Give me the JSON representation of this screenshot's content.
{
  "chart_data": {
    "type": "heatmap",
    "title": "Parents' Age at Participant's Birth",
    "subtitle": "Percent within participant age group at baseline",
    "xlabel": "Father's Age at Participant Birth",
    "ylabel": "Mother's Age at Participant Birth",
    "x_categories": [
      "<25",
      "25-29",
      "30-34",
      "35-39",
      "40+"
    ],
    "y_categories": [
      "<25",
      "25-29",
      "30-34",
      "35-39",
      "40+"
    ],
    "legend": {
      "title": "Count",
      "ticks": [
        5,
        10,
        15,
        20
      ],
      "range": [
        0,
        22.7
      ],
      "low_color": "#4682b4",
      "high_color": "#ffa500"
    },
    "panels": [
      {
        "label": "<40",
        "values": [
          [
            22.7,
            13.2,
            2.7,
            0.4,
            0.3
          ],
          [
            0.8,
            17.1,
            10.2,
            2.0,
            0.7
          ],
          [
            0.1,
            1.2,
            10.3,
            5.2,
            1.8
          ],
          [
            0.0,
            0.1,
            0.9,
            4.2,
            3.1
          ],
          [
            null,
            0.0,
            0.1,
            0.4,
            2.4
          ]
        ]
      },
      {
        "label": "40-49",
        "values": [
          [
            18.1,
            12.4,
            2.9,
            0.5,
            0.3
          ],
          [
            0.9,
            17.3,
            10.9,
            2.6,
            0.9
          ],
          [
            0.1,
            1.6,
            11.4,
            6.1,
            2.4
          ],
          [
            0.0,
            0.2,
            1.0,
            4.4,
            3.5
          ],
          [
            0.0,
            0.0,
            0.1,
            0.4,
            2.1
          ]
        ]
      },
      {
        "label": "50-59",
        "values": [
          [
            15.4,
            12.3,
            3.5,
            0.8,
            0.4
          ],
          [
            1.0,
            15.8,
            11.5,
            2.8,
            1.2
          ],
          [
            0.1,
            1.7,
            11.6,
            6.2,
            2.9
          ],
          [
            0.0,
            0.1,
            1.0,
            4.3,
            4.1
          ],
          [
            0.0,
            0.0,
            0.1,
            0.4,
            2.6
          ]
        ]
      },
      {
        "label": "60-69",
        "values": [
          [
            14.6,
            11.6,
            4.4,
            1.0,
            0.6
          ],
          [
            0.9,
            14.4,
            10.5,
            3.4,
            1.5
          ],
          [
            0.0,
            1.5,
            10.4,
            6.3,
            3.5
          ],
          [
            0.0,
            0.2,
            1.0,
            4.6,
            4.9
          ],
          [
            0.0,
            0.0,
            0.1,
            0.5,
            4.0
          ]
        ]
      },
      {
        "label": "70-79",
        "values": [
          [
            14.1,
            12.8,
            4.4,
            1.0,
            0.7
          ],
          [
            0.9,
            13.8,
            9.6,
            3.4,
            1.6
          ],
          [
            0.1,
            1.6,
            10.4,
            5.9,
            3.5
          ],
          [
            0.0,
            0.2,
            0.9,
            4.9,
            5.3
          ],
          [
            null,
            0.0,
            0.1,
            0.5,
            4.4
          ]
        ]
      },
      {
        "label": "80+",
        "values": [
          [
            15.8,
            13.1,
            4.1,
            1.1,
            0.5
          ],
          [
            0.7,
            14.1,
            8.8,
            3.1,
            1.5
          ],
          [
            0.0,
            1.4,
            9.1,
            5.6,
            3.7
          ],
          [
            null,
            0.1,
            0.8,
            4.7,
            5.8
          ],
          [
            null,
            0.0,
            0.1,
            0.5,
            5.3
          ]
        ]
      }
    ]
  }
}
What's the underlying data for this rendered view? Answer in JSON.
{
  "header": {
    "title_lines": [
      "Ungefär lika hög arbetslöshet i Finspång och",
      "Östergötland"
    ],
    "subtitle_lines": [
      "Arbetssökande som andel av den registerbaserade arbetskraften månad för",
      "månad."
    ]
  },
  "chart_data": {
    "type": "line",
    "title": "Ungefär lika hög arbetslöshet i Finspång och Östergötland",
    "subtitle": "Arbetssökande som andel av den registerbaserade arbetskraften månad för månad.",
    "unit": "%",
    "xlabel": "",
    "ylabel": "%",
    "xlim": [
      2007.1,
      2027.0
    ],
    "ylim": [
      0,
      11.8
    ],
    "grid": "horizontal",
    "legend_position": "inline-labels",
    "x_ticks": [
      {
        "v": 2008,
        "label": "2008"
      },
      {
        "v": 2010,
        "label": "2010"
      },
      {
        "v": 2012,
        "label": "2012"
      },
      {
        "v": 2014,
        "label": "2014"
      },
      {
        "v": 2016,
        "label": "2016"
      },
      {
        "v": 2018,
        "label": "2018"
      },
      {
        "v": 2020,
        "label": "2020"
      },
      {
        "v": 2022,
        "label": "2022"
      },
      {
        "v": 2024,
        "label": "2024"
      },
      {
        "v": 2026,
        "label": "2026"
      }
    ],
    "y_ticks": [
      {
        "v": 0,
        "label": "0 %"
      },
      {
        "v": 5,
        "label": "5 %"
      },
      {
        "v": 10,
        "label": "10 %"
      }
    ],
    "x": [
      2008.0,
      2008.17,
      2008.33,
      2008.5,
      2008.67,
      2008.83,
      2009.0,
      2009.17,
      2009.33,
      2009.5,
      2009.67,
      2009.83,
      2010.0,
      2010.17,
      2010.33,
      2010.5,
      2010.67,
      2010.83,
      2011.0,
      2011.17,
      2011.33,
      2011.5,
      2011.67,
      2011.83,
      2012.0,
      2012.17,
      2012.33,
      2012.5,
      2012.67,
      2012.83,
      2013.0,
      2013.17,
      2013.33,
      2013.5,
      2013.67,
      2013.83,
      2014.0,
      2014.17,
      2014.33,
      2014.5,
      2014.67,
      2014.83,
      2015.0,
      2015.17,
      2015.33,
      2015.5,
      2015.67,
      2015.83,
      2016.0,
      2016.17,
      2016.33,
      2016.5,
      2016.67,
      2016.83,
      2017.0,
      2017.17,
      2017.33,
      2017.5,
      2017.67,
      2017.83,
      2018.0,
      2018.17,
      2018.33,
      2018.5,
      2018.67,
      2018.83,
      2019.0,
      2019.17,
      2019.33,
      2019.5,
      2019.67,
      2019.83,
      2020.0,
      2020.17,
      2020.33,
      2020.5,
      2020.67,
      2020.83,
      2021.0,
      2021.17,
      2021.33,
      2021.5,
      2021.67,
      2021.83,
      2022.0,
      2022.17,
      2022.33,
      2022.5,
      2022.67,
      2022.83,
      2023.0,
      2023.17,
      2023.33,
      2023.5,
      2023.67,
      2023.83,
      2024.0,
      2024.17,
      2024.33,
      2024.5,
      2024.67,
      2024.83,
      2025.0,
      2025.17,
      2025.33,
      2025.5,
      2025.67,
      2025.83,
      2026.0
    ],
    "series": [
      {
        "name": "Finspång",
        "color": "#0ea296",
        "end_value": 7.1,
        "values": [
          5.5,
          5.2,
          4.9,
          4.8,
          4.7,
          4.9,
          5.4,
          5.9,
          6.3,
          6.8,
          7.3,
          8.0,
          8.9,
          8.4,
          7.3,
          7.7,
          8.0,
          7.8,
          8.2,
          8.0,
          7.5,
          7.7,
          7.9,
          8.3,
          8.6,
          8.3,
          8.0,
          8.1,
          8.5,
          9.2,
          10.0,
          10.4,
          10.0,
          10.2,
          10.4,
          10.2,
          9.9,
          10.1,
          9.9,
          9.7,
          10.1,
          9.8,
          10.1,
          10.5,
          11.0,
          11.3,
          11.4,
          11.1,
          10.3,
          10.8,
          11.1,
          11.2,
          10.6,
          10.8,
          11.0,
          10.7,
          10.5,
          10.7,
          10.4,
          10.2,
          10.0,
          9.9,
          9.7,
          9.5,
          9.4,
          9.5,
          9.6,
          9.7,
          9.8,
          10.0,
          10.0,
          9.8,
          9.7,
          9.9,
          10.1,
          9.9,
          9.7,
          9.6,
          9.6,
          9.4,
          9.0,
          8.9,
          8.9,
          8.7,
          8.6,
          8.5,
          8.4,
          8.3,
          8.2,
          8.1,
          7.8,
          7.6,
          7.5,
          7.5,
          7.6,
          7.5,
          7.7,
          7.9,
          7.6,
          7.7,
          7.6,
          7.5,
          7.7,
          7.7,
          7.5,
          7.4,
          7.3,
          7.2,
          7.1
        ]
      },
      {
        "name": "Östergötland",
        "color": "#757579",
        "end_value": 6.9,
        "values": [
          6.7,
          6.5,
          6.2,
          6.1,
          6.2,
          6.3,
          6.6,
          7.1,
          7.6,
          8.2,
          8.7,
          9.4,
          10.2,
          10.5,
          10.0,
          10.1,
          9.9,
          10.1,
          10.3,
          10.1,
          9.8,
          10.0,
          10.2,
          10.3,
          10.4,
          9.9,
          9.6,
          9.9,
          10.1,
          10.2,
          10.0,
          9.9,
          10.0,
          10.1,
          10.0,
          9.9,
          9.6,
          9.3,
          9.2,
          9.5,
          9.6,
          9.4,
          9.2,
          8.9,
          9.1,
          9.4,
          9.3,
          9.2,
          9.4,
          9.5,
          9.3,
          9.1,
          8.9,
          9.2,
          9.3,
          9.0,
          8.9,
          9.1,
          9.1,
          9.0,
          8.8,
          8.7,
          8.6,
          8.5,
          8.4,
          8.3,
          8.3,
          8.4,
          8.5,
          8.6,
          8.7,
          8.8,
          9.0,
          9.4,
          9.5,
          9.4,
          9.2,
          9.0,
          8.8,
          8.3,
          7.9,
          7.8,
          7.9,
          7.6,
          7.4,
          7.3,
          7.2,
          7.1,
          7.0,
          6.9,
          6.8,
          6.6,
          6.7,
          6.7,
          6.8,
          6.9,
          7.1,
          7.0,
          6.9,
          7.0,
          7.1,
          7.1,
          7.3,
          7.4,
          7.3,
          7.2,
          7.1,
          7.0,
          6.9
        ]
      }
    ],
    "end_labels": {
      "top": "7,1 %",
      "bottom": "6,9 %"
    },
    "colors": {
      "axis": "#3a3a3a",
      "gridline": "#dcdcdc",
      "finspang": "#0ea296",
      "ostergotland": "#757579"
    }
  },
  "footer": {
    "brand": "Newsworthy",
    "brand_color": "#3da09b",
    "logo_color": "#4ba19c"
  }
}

########

REQUIRED WORK
Look through the data above. Find each line with the string "Arbetssökande" and copy it.

RESULT OF THIS EXERCISE
      "Arbetssökande som andel av den registerbaserade arbetskraften månad för",
    "subtitle": "Arbetssökande som andel av den registerbaserade arbetskraften månad för månad.",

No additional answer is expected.